Check each line for the string "علیہ", then give only how many lines have it.

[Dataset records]
(begin)
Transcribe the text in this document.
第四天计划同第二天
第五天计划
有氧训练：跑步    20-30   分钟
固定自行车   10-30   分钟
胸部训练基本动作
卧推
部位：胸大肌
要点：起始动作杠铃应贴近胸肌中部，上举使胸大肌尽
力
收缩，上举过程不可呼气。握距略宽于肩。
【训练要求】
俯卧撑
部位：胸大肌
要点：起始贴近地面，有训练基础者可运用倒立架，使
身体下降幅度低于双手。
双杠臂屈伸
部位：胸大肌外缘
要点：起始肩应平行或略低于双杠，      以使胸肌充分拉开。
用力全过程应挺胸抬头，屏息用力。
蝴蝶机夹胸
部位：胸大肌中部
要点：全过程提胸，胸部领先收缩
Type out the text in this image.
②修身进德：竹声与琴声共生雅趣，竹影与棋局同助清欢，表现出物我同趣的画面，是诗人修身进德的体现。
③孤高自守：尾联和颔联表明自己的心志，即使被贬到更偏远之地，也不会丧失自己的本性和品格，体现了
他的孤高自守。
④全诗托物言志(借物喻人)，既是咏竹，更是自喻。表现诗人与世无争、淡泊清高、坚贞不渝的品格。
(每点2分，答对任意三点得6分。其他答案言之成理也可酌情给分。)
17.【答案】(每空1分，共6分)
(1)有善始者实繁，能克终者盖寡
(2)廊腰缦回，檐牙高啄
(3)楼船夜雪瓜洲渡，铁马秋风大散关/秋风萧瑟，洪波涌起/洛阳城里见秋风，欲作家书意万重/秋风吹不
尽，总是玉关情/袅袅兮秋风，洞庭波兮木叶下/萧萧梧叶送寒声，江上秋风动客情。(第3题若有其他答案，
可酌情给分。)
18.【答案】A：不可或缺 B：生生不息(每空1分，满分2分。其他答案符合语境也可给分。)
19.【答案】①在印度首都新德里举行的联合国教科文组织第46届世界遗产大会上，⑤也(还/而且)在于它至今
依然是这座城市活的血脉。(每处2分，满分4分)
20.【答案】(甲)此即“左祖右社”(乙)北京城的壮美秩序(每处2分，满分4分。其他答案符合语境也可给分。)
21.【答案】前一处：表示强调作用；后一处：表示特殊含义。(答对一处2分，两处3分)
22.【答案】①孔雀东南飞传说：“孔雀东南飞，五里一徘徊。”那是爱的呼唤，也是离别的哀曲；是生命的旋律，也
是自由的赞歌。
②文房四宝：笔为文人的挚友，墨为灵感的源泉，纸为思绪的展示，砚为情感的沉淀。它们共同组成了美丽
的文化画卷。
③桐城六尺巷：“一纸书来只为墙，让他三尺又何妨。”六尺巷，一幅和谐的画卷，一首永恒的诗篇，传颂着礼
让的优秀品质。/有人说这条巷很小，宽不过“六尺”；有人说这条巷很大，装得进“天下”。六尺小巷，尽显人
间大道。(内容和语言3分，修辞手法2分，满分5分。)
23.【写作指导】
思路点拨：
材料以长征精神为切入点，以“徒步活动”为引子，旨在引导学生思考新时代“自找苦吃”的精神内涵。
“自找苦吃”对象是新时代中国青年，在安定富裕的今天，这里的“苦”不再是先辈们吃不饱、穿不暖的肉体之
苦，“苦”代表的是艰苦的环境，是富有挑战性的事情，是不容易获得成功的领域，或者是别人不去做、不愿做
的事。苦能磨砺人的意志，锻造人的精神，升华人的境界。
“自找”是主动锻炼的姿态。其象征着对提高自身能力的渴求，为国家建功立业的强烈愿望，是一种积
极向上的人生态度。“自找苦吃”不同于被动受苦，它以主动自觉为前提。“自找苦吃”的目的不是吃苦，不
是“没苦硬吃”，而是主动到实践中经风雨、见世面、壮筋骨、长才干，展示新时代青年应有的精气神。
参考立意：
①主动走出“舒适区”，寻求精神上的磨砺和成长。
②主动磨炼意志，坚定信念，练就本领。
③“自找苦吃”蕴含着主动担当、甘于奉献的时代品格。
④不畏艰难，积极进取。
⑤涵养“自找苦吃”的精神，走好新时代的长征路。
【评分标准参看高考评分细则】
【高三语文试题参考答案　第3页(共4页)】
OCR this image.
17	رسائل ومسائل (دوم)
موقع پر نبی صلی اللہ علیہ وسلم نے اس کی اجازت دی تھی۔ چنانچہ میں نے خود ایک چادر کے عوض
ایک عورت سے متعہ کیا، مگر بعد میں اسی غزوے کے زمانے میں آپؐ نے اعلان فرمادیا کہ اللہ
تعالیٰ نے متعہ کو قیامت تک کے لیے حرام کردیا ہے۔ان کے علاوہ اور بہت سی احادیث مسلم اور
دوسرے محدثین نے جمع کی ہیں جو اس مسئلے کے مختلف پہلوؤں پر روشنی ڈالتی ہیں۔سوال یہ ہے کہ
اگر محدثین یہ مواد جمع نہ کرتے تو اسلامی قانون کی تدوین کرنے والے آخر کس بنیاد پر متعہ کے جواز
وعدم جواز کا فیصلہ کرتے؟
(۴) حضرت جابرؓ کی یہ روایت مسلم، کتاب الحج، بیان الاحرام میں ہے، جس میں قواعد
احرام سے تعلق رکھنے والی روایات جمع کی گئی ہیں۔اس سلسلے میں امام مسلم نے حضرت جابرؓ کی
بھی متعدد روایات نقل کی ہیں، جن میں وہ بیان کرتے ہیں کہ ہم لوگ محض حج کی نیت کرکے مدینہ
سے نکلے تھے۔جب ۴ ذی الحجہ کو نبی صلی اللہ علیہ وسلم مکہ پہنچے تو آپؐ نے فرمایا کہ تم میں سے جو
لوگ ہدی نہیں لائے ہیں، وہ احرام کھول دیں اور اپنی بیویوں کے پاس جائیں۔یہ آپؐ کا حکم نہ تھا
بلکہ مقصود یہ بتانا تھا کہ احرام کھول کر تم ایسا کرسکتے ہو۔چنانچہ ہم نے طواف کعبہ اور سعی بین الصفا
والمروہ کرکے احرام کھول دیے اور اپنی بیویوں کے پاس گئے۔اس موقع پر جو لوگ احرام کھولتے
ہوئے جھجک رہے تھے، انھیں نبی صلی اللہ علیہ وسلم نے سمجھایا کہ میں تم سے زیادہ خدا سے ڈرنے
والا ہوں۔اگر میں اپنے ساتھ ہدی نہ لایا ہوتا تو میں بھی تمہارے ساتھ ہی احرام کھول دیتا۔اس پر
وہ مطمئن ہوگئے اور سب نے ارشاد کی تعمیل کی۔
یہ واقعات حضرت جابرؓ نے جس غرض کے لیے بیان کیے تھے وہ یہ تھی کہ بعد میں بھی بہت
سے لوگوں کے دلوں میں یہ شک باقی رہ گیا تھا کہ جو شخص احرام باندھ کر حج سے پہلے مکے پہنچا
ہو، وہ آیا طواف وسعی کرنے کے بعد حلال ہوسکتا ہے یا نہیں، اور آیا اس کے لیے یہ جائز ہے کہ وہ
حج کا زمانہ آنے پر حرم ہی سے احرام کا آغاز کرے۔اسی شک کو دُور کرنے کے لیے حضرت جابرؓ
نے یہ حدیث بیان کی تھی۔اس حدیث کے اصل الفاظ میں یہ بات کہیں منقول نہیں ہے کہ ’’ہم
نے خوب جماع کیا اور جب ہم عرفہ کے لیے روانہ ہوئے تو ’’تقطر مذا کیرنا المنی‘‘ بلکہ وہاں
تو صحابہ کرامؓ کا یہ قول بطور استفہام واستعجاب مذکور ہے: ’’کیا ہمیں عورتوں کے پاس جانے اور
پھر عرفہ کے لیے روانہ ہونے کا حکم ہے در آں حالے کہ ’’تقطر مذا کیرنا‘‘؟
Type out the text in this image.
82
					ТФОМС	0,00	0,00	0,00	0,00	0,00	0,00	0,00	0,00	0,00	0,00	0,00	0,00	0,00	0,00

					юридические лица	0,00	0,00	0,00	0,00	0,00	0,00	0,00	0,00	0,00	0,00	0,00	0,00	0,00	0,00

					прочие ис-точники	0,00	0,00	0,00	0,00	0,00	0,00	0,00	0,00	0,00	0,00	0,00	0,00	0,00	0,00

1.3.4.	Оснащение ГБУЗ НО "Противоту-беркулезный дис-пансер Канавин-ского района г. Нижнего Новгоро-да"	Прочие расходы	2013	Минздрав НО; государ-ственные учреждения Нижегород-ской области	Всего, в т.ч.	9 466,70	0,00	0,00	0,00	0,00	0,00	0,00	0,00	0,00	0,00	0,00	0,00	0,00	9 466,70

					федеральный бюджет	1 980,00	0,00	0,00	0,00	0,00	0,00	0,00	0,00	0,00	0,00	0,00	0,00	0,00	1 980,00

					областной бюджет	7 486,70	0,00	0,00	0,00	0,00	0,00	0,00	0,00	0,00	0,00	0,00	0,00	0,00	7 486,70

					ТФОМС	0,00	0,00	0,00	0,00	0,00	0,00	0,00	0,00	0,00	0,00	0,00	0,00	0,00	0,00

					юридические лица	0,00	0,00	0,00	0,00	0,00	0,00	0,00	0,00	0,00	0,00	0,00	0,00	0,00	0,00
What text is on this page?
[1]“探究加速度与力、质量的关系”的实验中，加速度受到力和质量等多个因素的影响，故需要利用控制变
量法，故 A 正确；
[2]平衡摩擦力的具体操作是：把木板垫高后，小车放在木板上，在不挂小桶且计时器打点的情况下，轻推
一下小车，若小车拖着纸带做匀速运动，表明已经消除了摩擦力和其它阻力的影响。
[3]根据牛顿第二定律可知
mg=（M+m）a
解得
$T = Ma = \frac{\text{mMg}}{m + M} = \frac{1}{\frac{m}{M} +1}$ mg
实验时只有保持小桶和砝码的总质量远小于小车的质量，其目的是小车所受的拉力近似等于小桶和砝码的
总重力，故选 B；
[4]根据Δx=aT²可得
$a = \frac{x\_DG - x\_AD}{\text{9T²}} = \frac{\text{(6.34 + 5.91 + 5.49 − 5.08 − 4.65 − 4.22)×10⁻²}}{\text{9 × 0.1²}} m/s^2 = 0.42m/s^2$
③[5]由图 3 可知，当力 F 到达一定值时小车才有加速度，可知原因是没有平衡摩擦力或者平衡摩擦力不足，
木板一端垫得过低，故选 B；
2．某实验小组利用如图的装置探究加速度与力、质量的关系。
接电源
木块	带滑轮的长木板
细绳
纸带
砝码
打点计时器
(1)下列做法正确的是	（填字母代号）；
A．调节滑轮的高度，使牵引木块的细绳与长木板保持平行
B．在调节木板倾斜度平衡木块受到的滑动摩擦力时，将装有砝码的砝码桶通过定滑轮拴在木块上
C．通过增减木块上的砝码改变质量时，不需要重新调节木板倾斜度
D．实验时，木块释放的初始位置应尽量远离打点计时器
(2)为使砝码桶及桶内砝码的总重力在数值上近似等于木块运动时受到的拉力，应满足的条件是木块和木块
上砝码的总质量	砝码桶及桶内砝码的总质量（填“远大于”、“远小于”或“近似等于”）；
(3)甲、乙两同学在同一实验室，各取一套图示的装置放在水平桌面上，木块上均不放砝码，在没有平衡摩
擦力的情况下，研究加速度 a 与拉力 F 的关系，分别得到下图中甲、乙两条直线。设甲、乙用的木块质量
(end)
### Solution for this task
3